Collected data entries
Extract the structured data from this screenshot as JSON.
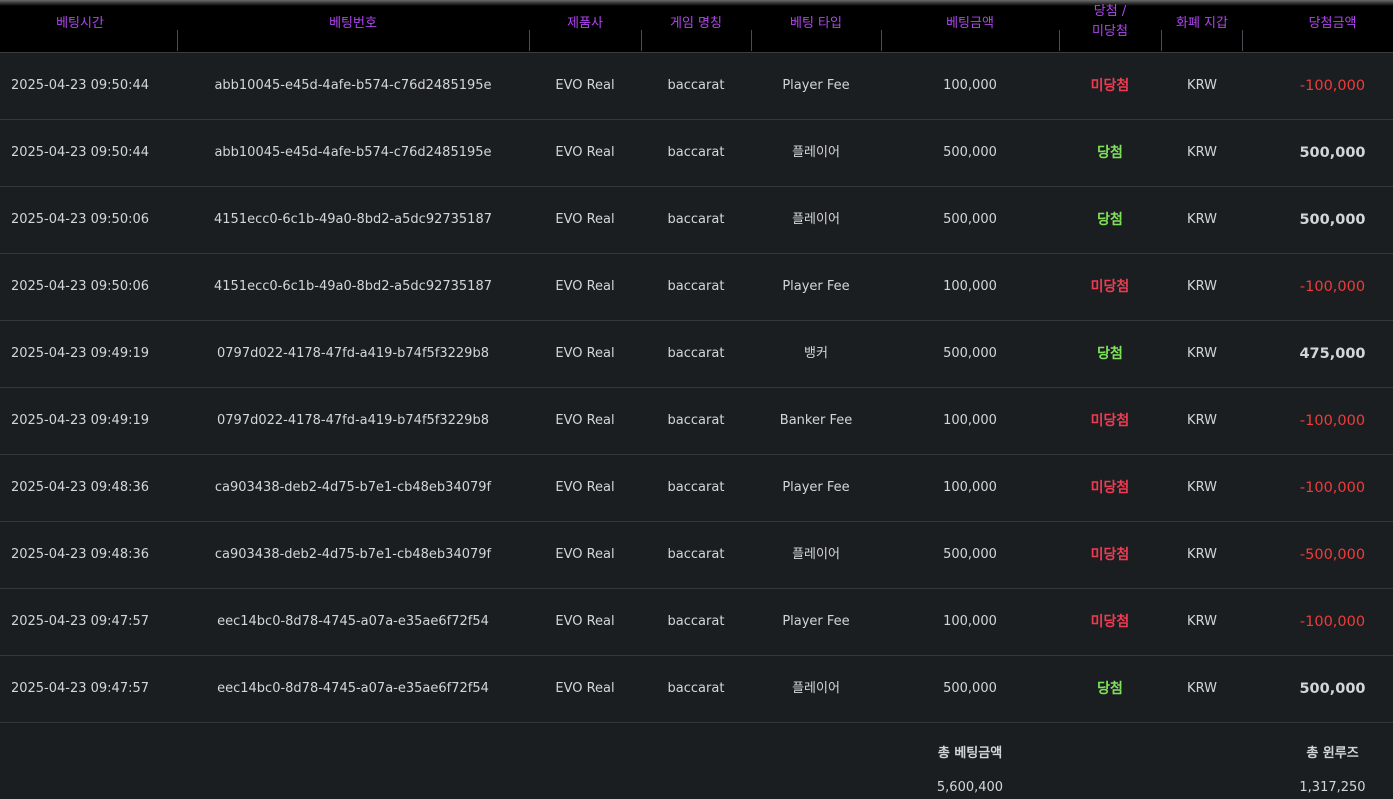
{
  "colors": {
    "header_text": "#b045f0",
    "win": "#7fe35a",
    "lose": "#ef3b52",
    "lose_amount": "#ef3b3b"
  },
  "headers": {
    "time": "베팅시간",
    "bet_id": "베팅번호",
    "product": "제품사",
    "game": "게임 명칭",
    "bet_type": "베팅 타입",
    "bet_amount": "베팅금액",
    "result_1": "당첨 /",
    "result_2": "미당첨",
    "currency": "화폐 지갑",
    "win_amount": "당첨금액"
  },
  "rows": [
    {
      "time": "2025-04-23 09:50:44",
      "bet_id": "abb10045-e45d-4afe-b574-c76d2485195e",
      "product": "EVO Real",
      "game": "baccarat",
      "bet_type": "Player Fee",
      "bet_amount": "100,000",
      "result": "미당첨",
      "result_status": "lose",
      "currency": "KRW",
      "win_amount": "-100,000"
    },
    {
      "time": "2025-04-23 09:50:44",
      "bet_id": "abb10045-e45d-4afe-b574-c76d2485195e",
      "product": "EVO Real",
      "game": "baccarat",
      "bet_type": "플레이어",
      "bet_amount": "500,000",
      "result": "당첨",
      "result_status": "win",
      "currency": "KRW",
      "win_amount": "500,000"
    },
    {
      "time": "2025-04-23 09:50:06",
      "bet_id": "4151ecc0-6c1b-49a0-8bd2-a5dc92735187",
      "product": "EVO Real",
      "game": "baccarat",
      "bet_type": "플레이어",
      "bet_amount": "500,000",
      "result": "당첨",
      "result_status": "win",
      "currency": "KRW",
      "win_amount": "500,000"
    },
    {
      "time": "2025-04-23 09:50:06",
      "bet_id": "4151ecc0-6c1b-49a0-8bd2-a5dc92735187",
      "product": "EVO Real",
      "game": "baccarat",
      "bet_type": "Player Fee",
      "bet_amount": "100,000",
      "result": "미당첨",
      "result_status": "lose",
      "currency": "KRW",
      "win_amount": "-100,000"
    },
    {
      "time": "2025-04-23 09:49:19",
      "bet_id": "0797d022-4178-47fd-a419-b74f5f3229b8",
      "product": "EVO Real",
      "game": "baccarat",
      "bet_type": "뱅커",
      "bet_amount": "500,000",
      "result": "당첨",
      "result_status": "win",
      "currency": "KRW",
      "win_amount": "475,000"
    },
    {
      "time": "2025-04-23 09:49:19",
      "bet_id": "0797d022-4178-47fd-a419-b74f5f3229b8",
      "product": "EVO Real",
      "game": "baccarat",
      "bet_type": "Banker Fee",
      "bet_amount": "100,000",
      "result": "미당첨",
      "result_status": "lose",
      "currency": "KRW",
      "win_amount": "-100,000"
    },
    {
      "time": "2025-04-23 09:48:36",
      "bet_id": "ca903438-deb2-4d75-b7e1-cb48eb34079f",
      "product": "EVO Real",
      "game": "baccarat",
      "bet_type": "Player Fee",
      "bet_amount": "100,000",
      "result": "미당첨",
      "result_status": "lose",
      "currency": "KRW",
      "win_amount": "-100,000"
    },
    {
      "time": "2025-04-23 09:48:36",
      "bet_id": "ca903438-deb2-4d75-b7e1-cb48eb34079f",
      "product": "EVO Real",
      "game": "baccarat",
      "bet_type": "플레이어",
      "bet_amount": "500,000",
      "result": "미당첨",
      "result_status": "lose",
      "currency": "KRW",
      "win_amount": "-500,000"
    },
    {
      "time": "2025-04-23 09:47:57",
      "bet_id": "eec14bc0-8d78-4745-a07a-e35ae6f72f54",
      "product": "EVO Real",
      "game": "baccarat",
      "bet_type": "Player Fee",
      "bet_amount": "100,000",
      "result": "미당첨",
      "result_status": "lose",
      "currency": "KRW",
      "win_amount": "-100,000"
    },
    {
      "time": "2025-04-23 09:47:57",
      "bet_id": "eec14bc0-8d78-4745-a07a-e35ae6f72f54",
      "product": "EVO Real",
      "game": "baccarat",
      "bet_type": "플레이어",
      "bet_amount": "500,000",
      "result": "당첨",
      "result_status": "win",
      "currency": "KRW",
      "win_amount": "500,000"
    }
  ],
  "footer": {
    "total_bet_label": "총 베팅금액",
    "total_bet_value": "5,600,400",
    "total_winlose_label": "총 윈루즈",
    "total_winlose_value": "1,317,250"
  }
}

Required work >> Exact duplication of all the records is required; pictures are omitted from the copy.

Answer to this problem >>
Extract the structured data from this screenshot as JSON.
{
  "colors": {
    "header_text": "#b045f0",
    "win": "#7fe35a",
    "lose": "#ef3b52",
    "lose_amount": "#ef3b3b"
  },
  "headers": {
    "time": "베팅시간",
    "bet_id": "베팅번호",
    "product": "제품사",
    "game": "게임 명칭",
    "bet_type": "베팅 타입",
    "bet_amount": "베팅금액",
    "result_1": "당첨 /",
    "result_2": "미당첨",
    "currency": "화폐 지갑",
    "win_amount": "당첨금액"
  },
  "rows": [
    {
      "time": "2025-04-23 09:50:44",
      "bet_id": "abb10045-e45d-4afe-b574-c76d2485195e",
      "product": "EVO Real",
      "game": "baccarat",
      "bet_type": "Player Fee",
      "bet_amount": "100,000",
      "result": "미당첨",
      "result_status": "lose",
      "currency": "KRW",
      "win_amount": "-100,000"
    },
    {
      "time": "2025-04-23 09:50:44",
      "bet_id": "abb10045-e45d-4afe-b574-c76d2485195e",
      "product": "EVO Real",
      "game": "baccarat",
      "bet_type": "플레이어",
      "bet_amount": "500,000",
      "result": "당첨",
      "result_status": "win",
      "currency": "KRW",
      "win_amount": "500,000"
    },
    {
      "time": "2025-04-23 09:50:06",
      "bet_id": "4151ecc0-6c1b-49a0-8bd2-a5dc92735187",
      "product": "EVO Real",
      "game": "baccarat",
      "bet_type": "플레이어",
      "bet_amount": "500,000",
      "result": "당첨",
      "result_status": "win",
      "currency": "KRW",
      "win_amount": "500,000"
    },
    {
      "time": "2025-04-23 09:50:06",
      "bet_id": "4151ecc0-6c1b-49a0-8bd2-a5dc92735187",
      "product": "EVO Real",
      "game": "baccarat",
      "bet_type": "Player Fee",
      "bet_amount": "100,000",
      "result": "미당첨",
      "result_status": "lose",
      "currency": "KRW",
      "win_amount": "-100,000"
    },
    {
      "time": "2025-04-23 09:49:19",
      "bet_id": "0797d022-4178-47fd-a419-b74f5f3229b8",
      "product": "EVO Real",
      "game": "baccarat",
      "bet_type": "뱅커",
      "bet_amount": "500,000",
      "result": "당첨",
      "result_status": "win",
      "currency": "KRW",
      "win_amount": "475,000"
    },
    {
      "time": "2025-04-23 09:49:19",
      "bet_id": "0797d022-4178-47fd-a419-b74f5f3229b8",
      "product": "EVO Real",
      "game": "baccarat",
      "bet_type": "Banker Fee",
      "bet_amount": "100,000",
      "result": "미당첨",
      "result_status": "lose",
      "currency": "KRW",
      "win_amount": "-100,000"
    },
    {
      "time": "2025-04-23 09:48:36",
      "bet_id": "ca903438-deb2-4d75-b7e1-cb48eb34079f",
      "product": "EVO Real",
      "game": "baccarat",
      "bet_type": "Player Fee",
      "bet_amount": "100,000",
      "result": "미당첨",
      "result_status": "lose",
      "currency": "KRW",
      "win_amount": "-100,000"
    },
    {
      "time": "2025-04-23 09:48:36",
      "bet_id": "ca903438-deb2-4d75-b7e1-cb48eb34079f",
      "product": "EVO Real",
      "game": "baccarat",
      "bet_type": "플레이어",
      "bet_amount": "500,000",
      "result": "미당첨",
      "result_status": "lose",
      "currency": "KRW",
      "win_amount": "-500,000"
    },
    {
      "time": "2025-04-23 09:47:57",
      "bet_id": "eec14bc0-8d78-4745-a07a-e35ae6f72f54",
      "product": "EVO Real",
      "game": "baccarat",
      "bet_type": "Player Fee",
      "bet_amount": "100,000",
      "result": "미당첨",
      "result_status": "lose",
      "currency": "KRW",
      "win_amount": "-100,000"
    },
    {
      "time": "2025-04-23 09:47:57",
      "bet_id": "eec14bc0-8d78-4745-a07a-e35ae6f72f54",
      "product": "EVO Real",
      "game": "baccarat",
      "bet_type": "플레이어",
      "bet_amount": "500,000",
      "result": "당첨",
      "result_status": "win",
      "currency": "KRW",
      "win_amount": "500,000"
    }
  ],
  "footer": {
    "total_bet_label": "총 베팅금액",
    "total_bet_value": "5,600,400",
    "total_winlose_label": "총 윈루즈",
    "total_winlose_value": "1,317,250"
  }
}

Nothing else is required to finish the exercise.